### Material for this task

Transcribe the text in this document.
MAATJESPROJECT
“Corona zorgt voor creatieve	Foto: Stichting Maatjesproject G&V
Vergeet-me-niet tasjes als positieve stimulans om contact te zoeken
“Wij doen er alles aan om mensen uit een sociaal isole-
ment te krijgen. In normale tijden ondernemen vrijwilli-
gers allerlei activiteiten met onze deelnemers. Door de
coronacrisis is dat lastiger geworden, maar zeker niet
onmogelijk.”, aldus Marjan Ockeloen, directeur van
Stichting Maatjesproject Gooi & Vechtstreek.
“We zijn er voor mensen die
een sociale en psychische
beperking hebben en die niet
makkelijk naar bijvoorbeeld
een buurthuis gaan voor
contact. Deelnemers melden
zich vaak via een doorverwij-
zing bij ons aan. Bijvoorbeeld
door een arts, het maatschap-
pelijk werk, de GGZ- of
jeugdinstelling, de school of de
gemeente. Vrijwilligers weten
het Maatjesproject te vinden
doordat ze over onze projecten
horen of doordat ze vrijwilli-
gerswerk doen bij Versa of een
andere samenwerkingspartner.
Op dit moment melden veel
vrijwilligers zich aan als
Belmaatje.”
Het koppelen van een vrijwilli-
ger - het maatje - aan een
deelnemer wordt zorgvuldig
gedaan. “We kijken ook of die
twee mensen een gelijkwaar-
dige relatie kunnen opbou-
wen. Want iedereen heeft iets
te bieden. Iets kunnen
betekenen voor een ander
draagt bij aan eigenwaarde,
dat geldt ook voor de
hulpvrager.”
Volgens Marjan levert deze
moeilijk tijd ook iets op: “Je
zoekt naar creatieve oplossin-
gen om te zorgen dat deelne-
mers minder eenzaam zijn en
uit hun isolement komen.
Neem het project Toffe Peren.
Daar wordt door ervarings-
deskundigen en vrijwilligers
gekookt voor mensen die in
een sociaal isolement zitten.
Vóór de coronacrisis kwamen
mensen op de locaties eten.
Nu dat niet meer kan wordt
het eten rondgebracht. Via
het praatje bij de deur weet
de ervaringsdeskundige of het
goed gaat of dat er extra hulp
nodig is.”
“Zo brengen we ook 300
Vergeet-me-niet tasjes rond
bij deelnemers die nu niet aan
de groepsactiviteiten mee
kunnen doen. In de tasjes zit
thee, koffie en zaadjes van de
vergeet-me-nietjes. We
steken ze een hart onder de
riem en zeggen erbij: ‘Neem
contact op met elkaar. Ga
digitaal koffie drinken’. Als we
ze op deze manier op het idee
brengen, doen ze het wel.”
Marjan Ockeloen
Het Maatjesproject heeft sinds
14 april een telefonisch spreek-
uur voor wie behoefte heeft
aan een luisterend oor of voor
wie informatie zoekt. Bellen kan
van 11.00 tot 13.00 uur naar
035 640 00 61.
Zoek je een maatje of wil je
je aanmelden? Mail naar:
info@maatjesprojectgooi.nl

### Task requirements
Transcribe the full listing above without leaving anything out.

### Answer below
Transcribe the text in this document.
MAATJESPROJECT
“Corona zorgt voor creatieve	Foto: Stichting Maatjesproject G&V
Vergeet-me-niet tasjes als positieve stimulans om contact te zoeken
“Wij doen er alles aan om mensen uit een sociaal isole-
ment te krijgen. In normale tijden ondernemen vrijwilli-
gers allerlei activiteiten met onze deelnemers. Door de
coronacrisis is dat lastiger geworden, maar zeker niet
onmogelijk.”, aldus Marjan Ockeloen, directeur van
Stichting Maatjesproject Gooi & Vechtstreek.
“We zijn er voor mensen die
een sociale en psychische
beperking hebben en die niet
makkelijk naar bijvoorbeeld
een buurthuis gaan voor
contact. Deelnemers melden
zich vaak via een doorverwij-
zing bij ons aan. Bijvoorbeeld
door een arts, het maatschap-
pelijk werk, de GGZ- of
jeugdinstelling, de school of de
gemeente. Vrijwilligers weten
het Maatjesproject te vinden
doordat ze over onze projecten
horen of doordat ze vrijwilli-
gerswerk doen bij Versa of een
andere samenwerkingspartner.
Op dit moment melden veel
vrijwilligers zich aan als
Belmaatje.”
Het koppelen van een vrijwilli-
ger - het maatje - aan een
deelnemer wordt zorgvuldig
gedaan. “We kijken ook of die
twee mensen een gelijkwaar-
dige relatie kunnen opbou-
wen. Want iedereen heeft iets
te bieden. Iets kunnen
betekenen voor een ander
draagt bij aan eigenwaarde,
dat geldt ook voor de
hulpvrager.”
Volgens Marjan levert deze
moeilijk tijd ook iets op: “Je
zoekt naar creatieve oplossin-
gen om te zorgen dat deelne-
mers minder eenzaam zijn en
uit hun isolement komen.
Neem het project Toffe Peren.
Daar wordt door ervarings-
deskundigen en vrijwilligers
gekookt voor mensen die in
een sociaal isolement zitten.
Vóór de coronacrisis kwamen
mensen op de locaties eten.
Nu dat niet meer kan wordt
het eten rondgebracht. Via
het praatje bij de deur weet
de ervaringsdeskundige of het
goed gaat of dat er extra hulp
nodig is.”
“Zo brengen we ook 300
Vergeet-me-niet tasjes rond
bij deelnemers die nu niet aan
de groepsactiviteiten mee
kunnen doen. In de tasjes zit
thee, koffie en zaadjes van de
vergeet-me-nietjes. We
steken ze een hart onder de
riem en zeggen erbij: ‘Neem
contact op met elkaar. Ga
digitaal koffie drinken’. Als we
ze op deze manier op het idee
brengen, doen ze het wel.”
Marjan Ockeloen
Het Maatjesproject heeft sinds
14 april een telefonisch spreek-
uur voor wie behoefte heeft
aan een luisterend oor of voor
wie informatie zoekt. Bellen kan
van 11.00 tot 13.00 uur naar
035 640 00 61.
Zoek je een maatje of wil je
je aanmelden? Mail naar:
info@maatjesprojectgooi.nl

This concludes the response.